Exercise prompt: State the number of lines below in which the word "Fcst" appears. Nothing else belongs in the answer.

Data provided:
** BEGIN **
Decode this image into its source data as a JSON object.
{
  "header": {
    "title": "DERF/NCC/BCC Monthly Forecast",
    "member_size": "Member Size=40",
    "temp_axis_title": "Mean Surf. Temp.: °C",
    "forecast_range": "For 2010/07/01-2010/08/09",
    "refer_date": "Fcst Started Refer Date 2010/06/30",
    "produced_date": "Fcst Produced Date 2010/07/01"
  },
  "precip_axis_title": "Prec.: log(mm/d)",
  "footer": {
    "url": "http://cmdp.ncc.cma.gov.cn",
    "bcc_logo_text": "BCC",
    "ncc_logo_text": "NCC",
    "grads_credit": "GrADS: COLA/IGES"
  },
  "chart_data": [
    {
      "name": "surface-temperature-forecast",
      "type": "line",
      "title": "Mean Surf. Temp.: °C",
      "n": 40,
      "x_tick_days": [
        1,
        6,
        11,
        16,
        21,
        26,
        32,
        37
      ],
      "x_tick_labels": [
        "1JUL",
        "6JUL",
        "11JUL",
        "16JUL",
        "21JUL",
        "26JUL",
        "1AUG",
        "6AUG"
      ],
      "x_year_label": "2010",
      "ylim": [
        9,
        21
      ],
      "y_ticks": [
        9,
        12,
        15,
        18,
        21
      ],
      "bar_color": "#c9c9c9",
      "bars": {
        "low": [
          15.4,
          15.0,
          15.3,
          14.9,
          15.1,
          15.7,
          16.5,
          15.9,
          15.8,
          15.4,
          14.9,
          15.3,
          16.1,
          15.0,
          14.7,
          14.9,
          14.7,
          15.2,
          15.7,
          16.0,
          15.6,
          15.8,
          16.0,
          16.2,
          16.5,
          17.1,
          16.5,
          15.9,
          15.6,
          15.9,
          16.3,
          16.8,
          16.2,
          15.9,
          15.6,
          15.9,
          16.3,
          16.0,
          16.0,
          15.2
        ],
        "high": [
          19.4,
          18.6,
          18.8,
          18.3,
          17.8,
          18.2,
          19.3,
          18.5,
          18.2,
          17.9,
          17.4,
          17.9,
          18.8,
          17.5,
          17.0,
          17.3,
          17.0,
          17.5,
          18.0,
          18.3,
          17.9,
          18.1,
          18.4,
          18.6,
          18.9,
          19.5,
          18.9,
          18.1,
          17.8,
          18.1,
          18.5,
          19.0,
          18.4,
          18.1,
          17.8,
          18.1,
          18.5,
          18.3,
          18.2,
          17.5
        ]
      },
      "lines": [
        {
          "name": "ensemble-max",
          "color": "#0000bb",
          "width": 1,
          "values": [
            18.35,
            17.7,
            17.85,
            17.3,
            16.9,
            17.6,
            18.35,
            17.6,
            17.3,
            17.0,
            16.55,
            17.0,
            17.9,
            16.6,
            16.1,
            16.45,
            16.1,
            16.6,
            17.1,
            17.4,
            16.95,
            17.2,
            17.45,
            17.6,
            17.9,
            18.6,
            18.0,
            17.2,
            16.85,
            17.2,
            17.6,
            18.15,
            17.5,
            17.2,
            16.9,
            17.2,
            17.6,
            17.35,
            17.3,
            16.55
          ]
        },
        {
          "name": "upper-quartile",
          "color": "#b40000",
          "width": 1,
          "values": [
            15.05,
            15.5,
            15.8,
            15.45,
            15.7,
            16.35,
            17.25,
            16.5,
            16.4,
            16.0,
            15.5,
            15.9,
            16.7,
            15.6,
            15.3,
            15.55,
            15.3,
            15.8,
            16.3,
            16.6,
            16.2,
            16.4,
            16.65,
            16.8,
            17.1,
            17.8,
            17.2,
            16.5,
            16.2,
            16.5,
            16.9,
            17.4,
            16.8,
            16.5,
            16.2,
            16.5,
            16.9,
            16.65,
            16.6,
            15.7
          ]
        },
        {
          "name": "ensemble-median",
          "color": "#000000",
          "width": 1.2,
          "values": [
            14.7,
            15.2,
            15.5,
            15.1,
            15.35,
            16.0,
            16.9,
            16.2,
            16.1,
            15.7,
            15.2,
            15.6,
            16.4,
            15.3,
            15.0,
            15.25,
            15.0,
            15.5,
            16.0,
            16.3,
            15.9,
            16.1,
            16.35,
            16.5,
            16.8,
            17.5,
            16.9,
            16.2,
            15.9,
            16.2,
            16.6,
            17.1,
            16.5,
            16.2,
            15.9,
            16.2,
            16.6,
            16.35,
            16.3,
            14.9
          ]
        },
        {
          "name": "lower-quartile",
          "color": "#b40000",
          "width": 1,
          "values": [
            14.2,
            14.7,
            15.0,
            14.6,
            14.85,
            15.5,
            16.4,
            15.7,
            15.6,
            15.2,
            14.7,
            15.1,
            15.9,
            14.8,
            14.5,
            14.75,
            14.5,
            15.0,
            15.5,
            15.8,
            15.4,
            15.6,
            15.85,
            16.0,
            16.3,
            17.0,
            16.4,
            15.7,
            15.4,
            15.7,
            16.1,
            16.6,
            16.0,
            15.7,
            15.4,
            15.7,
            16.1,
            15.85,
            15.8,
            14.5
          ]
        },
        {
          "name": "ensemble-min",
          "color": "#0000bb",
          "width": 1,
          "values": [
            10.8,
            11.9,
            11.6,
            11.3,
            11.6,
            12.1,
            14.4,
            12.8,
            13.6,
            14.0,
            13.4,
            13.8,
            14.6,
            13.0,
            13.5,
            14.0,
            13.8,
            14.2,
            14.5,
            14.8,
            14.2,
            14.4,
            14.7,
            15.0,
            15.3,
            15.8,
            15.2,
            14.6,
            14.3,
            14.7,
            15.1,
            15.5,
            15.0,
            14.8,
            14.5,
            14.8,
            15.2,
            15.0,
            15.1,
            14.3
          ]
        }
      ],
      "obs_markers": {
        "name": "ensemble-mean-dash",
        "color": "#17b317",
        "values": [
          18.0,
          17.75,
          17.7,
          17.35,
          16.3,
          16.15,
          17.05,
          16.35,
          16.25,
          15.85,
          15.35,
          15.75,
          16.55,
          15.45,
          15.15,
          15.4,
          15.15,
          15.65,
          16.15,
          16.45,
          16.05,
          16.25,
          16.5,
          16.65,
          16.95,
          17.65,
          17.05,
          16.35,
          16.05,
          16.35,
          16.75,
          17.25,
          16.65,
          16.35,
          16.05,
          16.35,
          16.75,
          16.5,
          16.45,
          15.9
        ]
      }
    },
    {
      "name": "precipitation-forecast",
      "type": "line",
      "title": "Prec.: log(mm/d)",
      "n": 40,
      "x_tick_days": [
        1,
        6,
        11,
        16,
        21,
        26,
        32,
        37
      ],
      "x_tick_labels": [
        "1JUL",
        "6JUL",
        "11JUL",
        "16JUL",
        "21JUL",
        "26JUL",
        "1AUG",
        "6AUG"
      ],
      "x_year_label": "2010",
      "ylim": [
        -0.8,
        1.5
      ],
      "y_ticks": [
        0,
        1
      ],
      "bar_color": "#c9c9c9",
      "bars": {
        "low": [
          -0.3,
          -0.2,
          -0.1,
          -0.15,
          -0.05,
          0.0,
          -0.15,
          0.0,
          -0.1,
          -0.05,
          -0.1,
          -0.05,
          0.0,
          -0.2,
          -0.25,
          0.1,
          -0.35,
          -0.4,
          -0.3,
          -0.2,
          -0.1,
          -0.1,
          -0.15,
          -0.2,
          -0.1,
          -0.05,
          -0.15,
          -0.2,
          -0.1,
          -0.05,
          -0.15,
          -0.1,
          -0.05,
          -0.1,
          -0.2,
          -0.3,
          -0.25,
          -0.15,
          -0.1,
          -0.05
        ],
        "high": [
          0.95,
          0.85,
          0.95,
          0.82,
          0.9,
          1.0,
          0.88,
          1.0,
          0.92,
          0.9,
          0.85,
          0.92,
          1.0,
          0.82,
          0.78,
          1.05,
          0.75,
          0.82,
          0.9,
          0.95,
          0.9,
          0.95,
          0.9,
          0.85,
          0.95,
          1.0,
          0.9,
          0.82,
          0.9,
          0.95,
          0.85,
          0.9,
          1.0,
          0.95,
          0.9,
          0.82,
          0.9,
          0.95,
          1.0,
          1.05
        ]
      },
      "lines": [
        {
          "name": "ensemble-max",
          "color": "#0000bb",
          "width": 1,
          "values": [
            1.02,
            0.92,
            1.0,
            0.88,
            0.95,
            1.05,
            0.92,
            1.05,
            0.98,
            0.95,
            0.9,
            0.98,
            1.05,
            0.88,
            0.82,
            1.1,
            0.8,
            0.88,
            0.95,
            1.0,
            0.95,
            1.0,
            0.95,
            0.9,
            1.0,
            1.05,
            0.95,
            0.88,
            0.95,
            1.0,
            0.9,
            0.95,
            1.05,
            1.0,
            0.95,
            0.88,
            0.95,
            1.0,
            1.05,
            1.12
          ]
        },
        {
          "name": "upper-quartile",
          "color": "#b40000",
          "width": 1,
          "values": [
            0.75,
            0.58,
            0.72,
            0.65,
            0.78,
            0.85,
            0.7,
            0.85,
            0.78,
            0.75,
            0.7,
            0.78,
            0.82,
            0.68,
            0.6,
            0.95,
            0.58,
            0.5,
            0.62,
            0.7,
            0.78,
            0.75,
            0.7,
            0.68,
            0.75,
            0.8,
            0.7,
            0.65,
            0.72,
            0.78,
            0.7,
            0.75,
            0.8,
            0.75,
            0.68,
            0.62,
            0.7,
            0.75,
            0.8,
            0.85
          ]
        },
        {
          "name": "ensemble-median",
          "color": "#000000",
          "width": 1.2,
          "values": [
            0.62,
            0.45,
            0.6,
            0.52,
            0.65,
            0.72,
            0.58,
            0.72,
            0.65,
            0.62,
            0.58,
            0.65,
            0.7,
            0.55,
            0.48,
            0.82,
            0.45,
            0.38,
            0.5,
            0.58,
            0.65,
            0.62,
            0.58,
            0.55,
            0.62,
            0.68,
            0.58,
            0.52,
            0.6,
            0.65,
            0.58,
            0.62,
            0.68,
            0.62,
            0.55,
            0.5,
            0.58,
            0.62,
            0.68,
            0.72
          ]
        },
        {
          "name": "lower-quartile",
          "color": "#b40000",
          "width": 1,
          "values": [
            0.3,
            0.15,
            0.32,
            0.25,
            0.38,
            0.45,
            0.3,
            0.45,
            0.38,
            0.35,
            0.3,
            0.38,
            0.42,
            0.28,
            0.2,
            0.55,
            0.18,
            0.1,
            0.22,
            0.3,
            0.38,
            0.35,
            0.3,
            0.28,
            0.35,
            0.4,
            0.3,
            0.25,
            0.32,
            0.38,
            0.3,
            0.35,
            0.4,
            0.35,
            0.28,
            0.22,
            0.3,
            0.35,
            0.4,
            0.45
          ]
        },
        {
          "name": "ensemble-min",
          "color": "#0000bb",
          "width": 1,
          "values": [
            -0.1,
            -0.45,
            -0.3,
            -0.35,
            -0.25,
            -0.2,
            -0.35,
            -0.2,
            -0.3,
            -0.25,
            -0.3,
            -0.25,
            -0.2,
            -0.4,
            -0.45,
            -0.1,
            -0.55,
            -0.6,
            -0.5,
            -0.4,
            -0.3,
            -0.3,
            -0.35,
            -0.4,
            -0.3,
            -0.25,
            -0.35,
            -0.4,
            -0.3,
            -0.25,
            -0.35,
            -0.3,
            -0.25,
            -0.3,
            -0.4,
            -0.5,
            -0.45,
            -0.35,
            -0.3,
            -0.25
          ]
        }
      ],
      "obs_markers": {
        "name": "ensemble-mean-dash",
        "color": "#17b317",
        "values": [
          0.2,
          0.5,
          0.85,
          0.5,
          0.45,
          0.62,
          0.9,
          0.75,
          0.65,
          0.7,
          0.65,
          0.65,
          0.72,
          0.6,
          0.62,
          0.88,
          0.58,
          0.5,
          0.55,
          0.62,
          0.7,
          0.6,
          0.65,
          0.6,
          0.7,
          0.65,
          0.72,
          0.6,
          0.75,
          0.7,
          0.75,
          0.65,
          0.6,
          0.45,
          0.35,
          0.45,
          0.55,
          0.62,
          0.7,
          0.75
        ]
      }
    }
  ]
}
** END **
Complete output: 2